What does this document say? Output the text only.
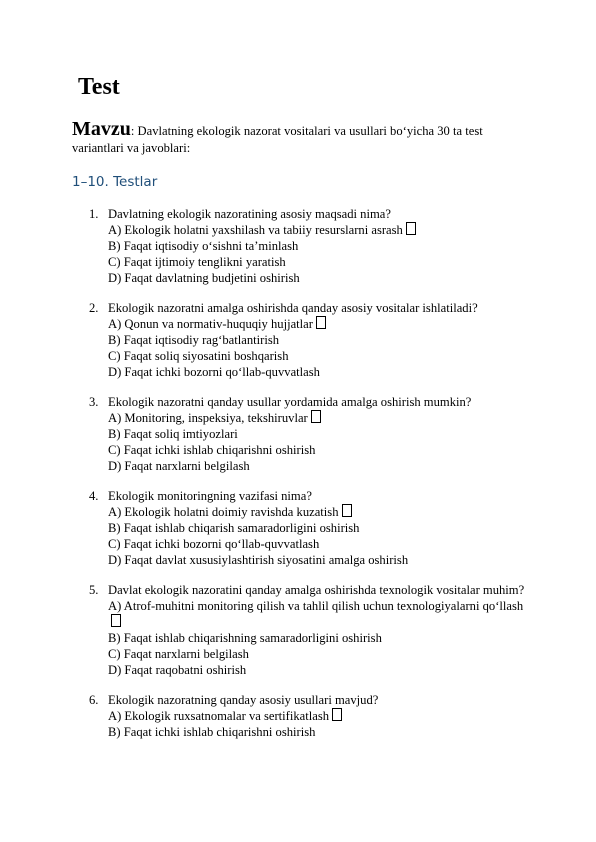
Test
Mavzu: Davlatning ekologik nazorat vositalari va usullari bo‘yicha 30 ta test variantlari va javoblari:
1–10. Testlar
1. Davlatning ekologik nazoratining asosiy maqsadi nima?
A) Ekologik holatni yaxshilash va tabiiy resurslarni asrash
B) Faqat iqtisodiy o‘sishni ta’minlash
C) Faqat ijtimoiy tenglikni yaratish
D) Faqat davlatning budjetini oshirish
2. Ekologik nazoratni amalga oshirishda qanday asosiy vositalar ishlatiladi?
A) Qonun va normativ-huquqiy hujjatlar
B) Faqat iqtisodiy rag‘batlantirish
C) Faqat soliq siyosatini boshqarish
D) Faqat ichki bozorni qo‘llab-quvvatlash
3. Ekologik nazoratni qanday usullar yordamida amalga oshirish mumkin?
A) Monitoring, inspeksiya, tekshiruvlar
B) Faqat soliq imtiyozlari
C) Faqat ichki ishlab chiqarishni oshirish
D) Faqat narxlarni belgilash
4. Ekologik monitoringning vazifasi nima?
A) Ekologik holatni doimiy ravishda kuzatish
B) Faqat ishlab chiqarish samaradorligini oshirish
C) Faqat ichki bozorni qo‘llab-quvvatlash
D) Faqat davlat xususiylashtirish siyosatini amalga oshirish
5. Davlat ekologik nazoratini qanday amalga oshirishda texnologik vositalar muhim?
A) Atrof-muhitni monitoring qilish va tahlil qilish uchun texnologiyalarni qo‘llash
B) Faqat ishlab chiqarishning samaradorligini oshirish
C) Faqat narxlarni belgilash
D) Faqat raqobatni oshirish
6. Ekologik nazoratning qanday asosiy usullari mavjud?
A) Ekologik ruxsatnomalar va sertifikatlash
B) Faqat ichki ishlab chiqarishni oshirish
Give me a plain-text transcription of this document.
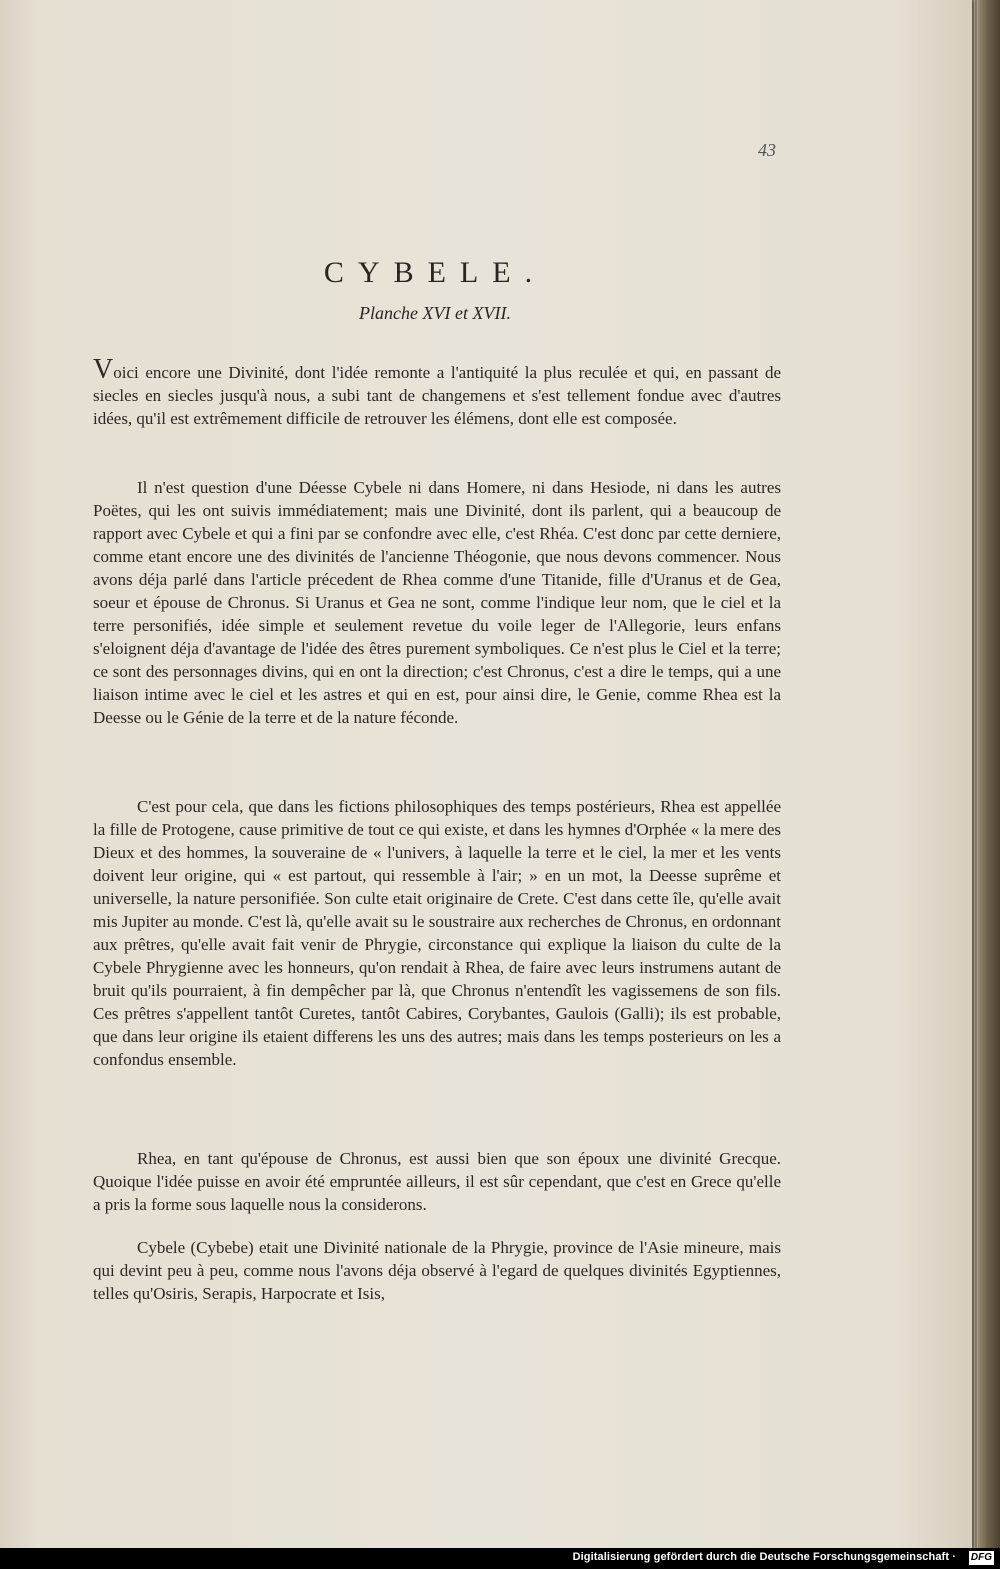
43
CYBELE.
Planche XVI et XVII.

Voici encore une Divinité, dont l'idée remonte a l'antiquité la plus reculée et qui, en passant de siecles en siecles jusqu'à nous, a subi tant de changemens et s'est tellement fondue avec d'autres idées, qu'il est extrêmement difficile de retrouver les élémens, dont elle est composée.

Il n'est question d'une Déesse Cybele ni dans Homere, ni dans Hesiode, ni dans les autres Poëtes, qui les ont suivis immédiatement; mais une Divinité, dont ils parlent, qui a beaucoup de rapport avec Cybele et qui a fini par se confondre avec elle, c'est Rhéa. C'est donc par cette derniere, comme etant encore une des divinités de l'ancienne Théogonie, que nous devons commencer. Nous avons déja parlé dans l'article précedent de Rhea comme d'une Titanide, fille d'Uranus et de Gea, soeur et épouse de Chronus. Si Uranus et Gea ne sont, comme l'indique leur nom, que le ciel et la terre personifiés, idée simple et seulement revetue du voile leger de l'Allegorie, leurs enfans s'eloignent déja d'avantage de l'idée des êtres purement symboliques. Ce n'est plus le Ciel et la terre; ce sont des personnages divins, qui en ont la direction; c'est Chronus, c'est a dire le temps, qui a une liaison intime avec le ciel et les astres et qui en est, pour ainsi dire, le Genie, comme Rhea est la Deesse ou le Génie de la terre et de la nature féconde.

C'est pour cela, que dans les fictions philosophiques des temps postérieurs, Rhea est appellée la fille de Protogene, cause primitive de tout ce qui existe, et dans les hymnes d'Orphée « la mere des Dieux et des hommes, la souveraine de « l'univers, à laquelle la terre et le ciel, la mer et les vents doivent leur origine, qui « est partout, qui ressemble à l'air; » en un mot, la Deesse suprême et universelle, la nature personifiée. Son culte etait originaire de Crete. C'est dans cette île, qu'elle avait mis Jupiter au monde. C'est là, qu'elle avait su le soustraire aux recherches de Chronus, en ordonnant aux prêtres, qu'elle avait fait venir de Phrygie, circonstance qui explique la liaison du culte de la Cybele Phrygienne avec les honneurs, qu'on rendait à Rhea, de faire avec leurs instrumens autant de bruit qu'ils pourraient, à fin dempêcher par là, que Chronus n'entendît les vagissemens de son fils. Ces prêtres s'appellent tantôt Curetes, tantôt Cabires, Corybantes, Gaulois (Galli); ils est probable, que dans leur origine ils etaient differens les uns des autres; mais dans les temps posterieurs on les a confondus ensemble.

Rhea, en tant qu'épouse de Chronus, est aussi bien que son époux une divinité Grecque. Quoique l'idée puisse en avoir été empruntée ailleurs, il est sûr cependant, que c'est en Grece qu'elle a pris la forme sous laquelle nous la considerons.

Cybele (Cybebe) etait une Divinité nationale de la Phrygie, province de l'Asie mineure, mais qui devint peu à peu, comme nous l'avons déja observé à l'egard de quelques divinités Egyptiennes, telles qu'Osiris, Serapis, Harpocrate et Isis,

Digitalisierung gefördert durch die Deutsche Forschungsgemeinschaft · DFG
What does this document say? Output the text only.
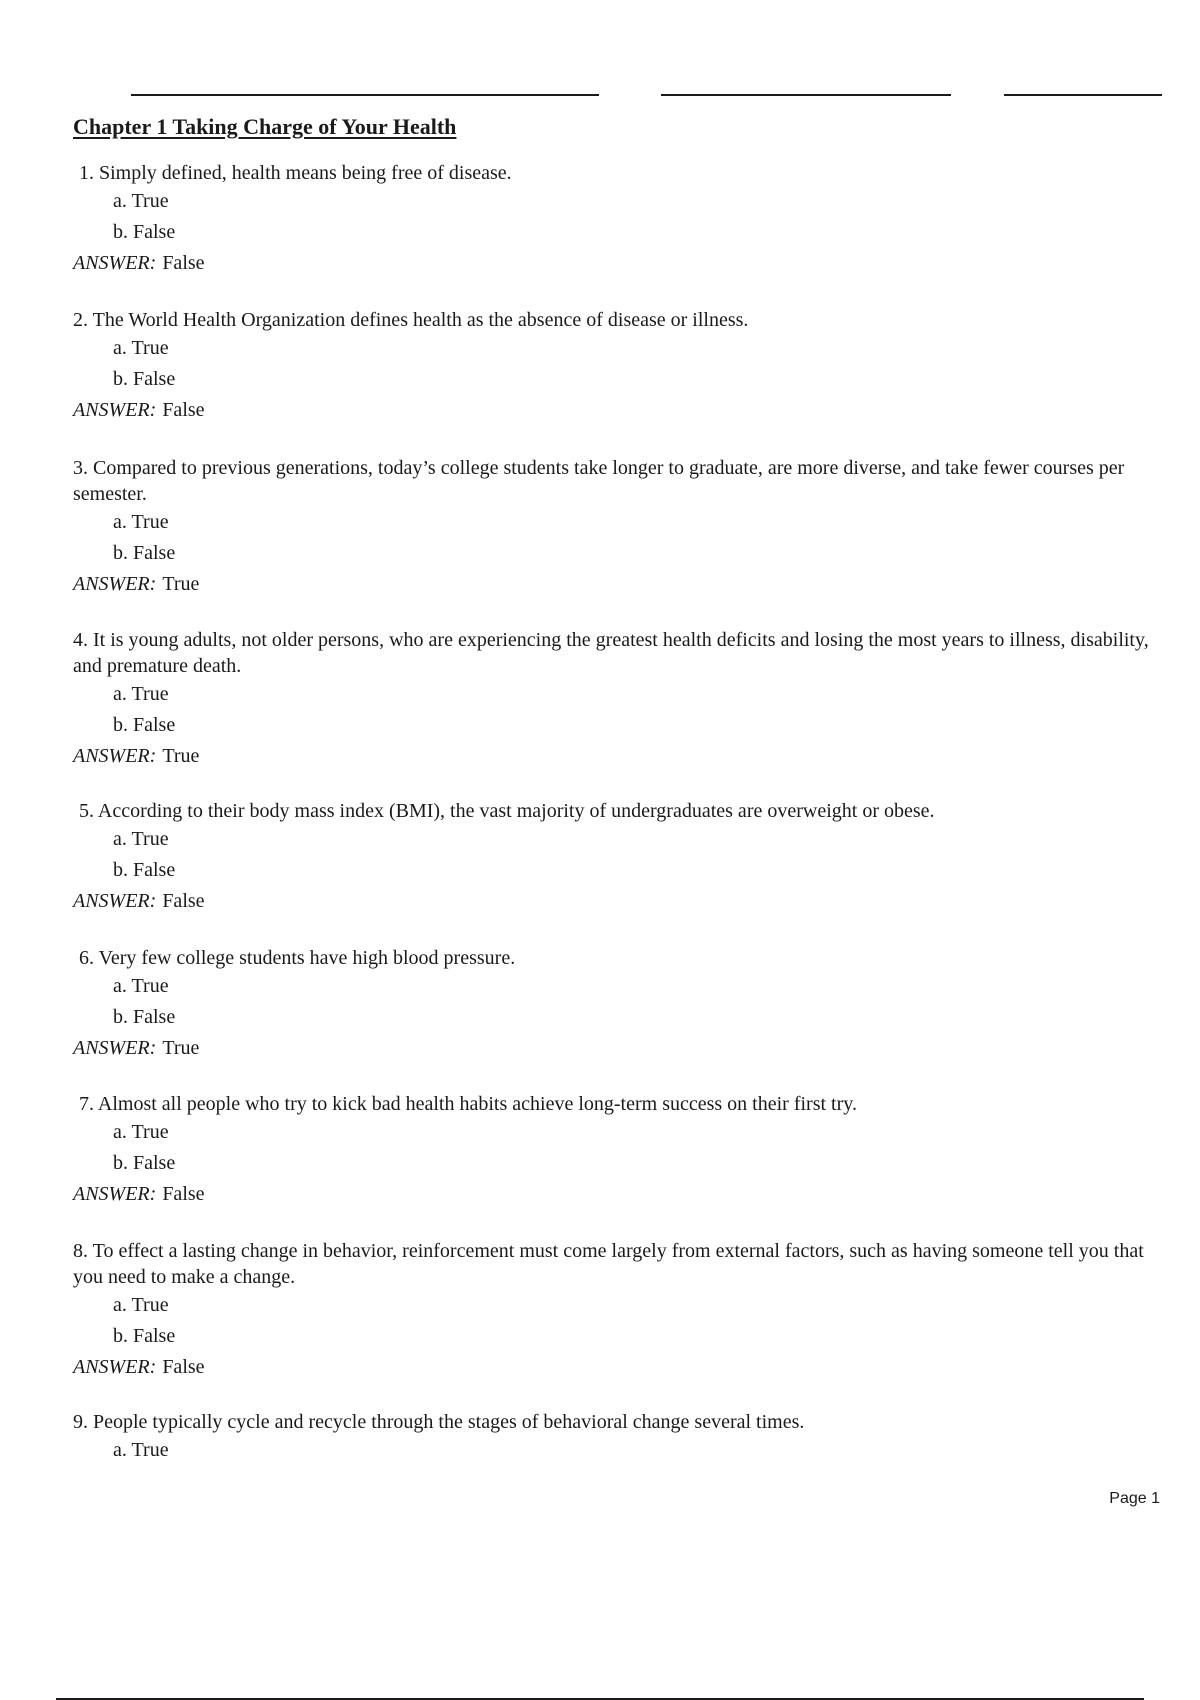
Chapter 1 Taking Charge of Your Health
1. Simply defined, health means being free of disease.
a. True
b. False
ANSWER: False
2. The World Health Organization defines health as the absence of disease or illness.
a. True
b. False
ANSWER: False
3. Compared to previous generations, today’s college students take longer to graduate, are more diverse, and take fewer courses per semester.
a. True
b. False
ANSWER: True
4. It is young adults, not older persons, who are experiencing the greatest health deficits and losing the most years to illness, disability, and premature death.
a. True
b. False
ANSWER: True
5. According to their body mass index (BMI), the vast majority of undergraduates are overweight or obese.
a. True
b. False
ANSWER: False
6. Very few college students have high blood pressure.
a. True
b. False
ANSWER: True
7. Almost all people who try to kick bad health habits achieve long-term success on their first try.
a. True
b. False
ANSWER: False
8. To effect a lasting change in behavior, reinforcement must come largely from external factors, such as having someone tell you that you need to make a change.
a. True
b. False
ANSWER: False
9. People typically cycle and recycle through the stages of behavioral change several times.
a. True
Page 1
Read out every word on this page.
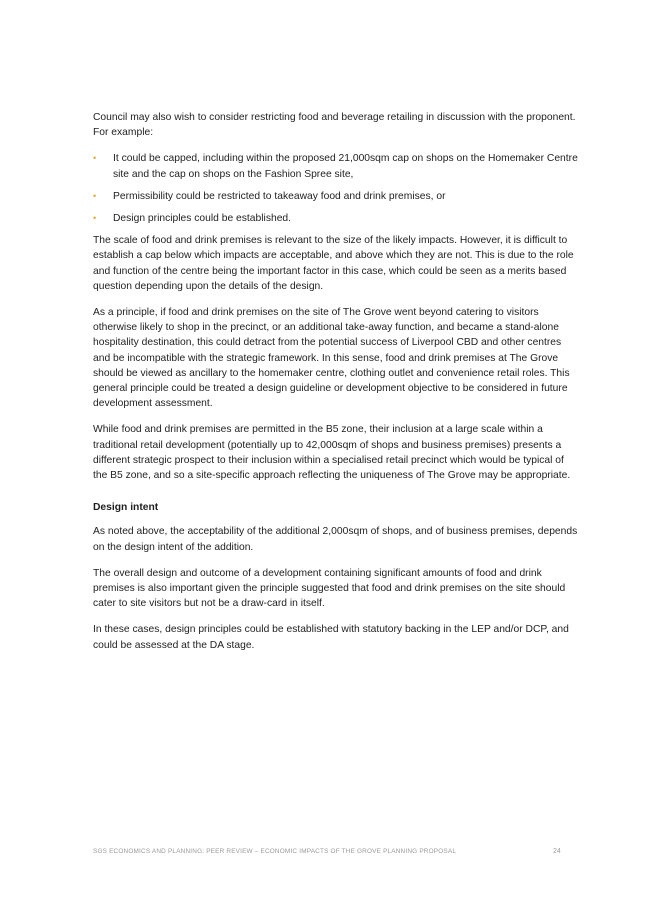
Council may also wish to consider restricting food and beverage retailing in discussion with the proponent. For example:

• It could be capped, including within the proposed 21,000sqm cap on shops on the Homemaker Centre site and the cap on shops on the Fashion Spree site,
• Permissibility could be restricted to takeaway food and drink premises, or
• Design principles could be established.

The scale of food and drink premises is relevant to the size of the likely impacts. However, it is difficult to establish a cap below which impacts are acceptable, and above which they are not. This is due to the role and function of the centre being the important factor in this case, which could be seen as a merits based question depending upon the details of the design.

As a principle, if food and drink premises on the site of The Grove went beyond catering to visitors otherwise likely to shop in the precinct, or an additional take-away function, and became a stand-alone hospitality destination, this could detract from the potential success of Liverpool CBD and other centres and be incompatible with the strategic framework. In this sense, food and drink premises at The Grove should be viewed as ancillary to the homemaker centre, clothing outlet and convenience retail roles. This general principle could be treated a design guideline or development objective to be considered in future development assessment.

While food and drink premises are permitted in the B5 zone, their inclusion at a large scale within a traditional retail development (potentially up to 42,000sqm of shops and business premises) presents a different strategic prospect to their inclusion within a specialised retail precinct which would be typical of the B5 zone, and so a site-specific approach reflecting the uniqueness of The Grove may be appropriate.

Design intent

As noted above, the acceptability of the additional 2,000sqm of shops, and of business premises, depends on the design intent of the addition.

The overall design and outcome of a development containing significant amounts of food and drink premises is also important given the principle suggested that food and drink premises on the site should cater to site visitors but not be a draw-card in itself.

In these cases, design principles could be established with statutory backing in the LEP and/or DCP, and could be assessed at the DA stage.

SGS ECONOMICS AND PLANNING: PEER REVIEW – ECONOMIC IMPACTS OF THE GROVE PLANNING PROPOSAL	24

**Required work:**
Scan the entries above for the word "intent" and collect each line holding it.

**Result of this exercise:**
Design intent
As noted above, the acceptability of the additional 2,000sqm of shops, and of business premises, depends on the design intent of the addition.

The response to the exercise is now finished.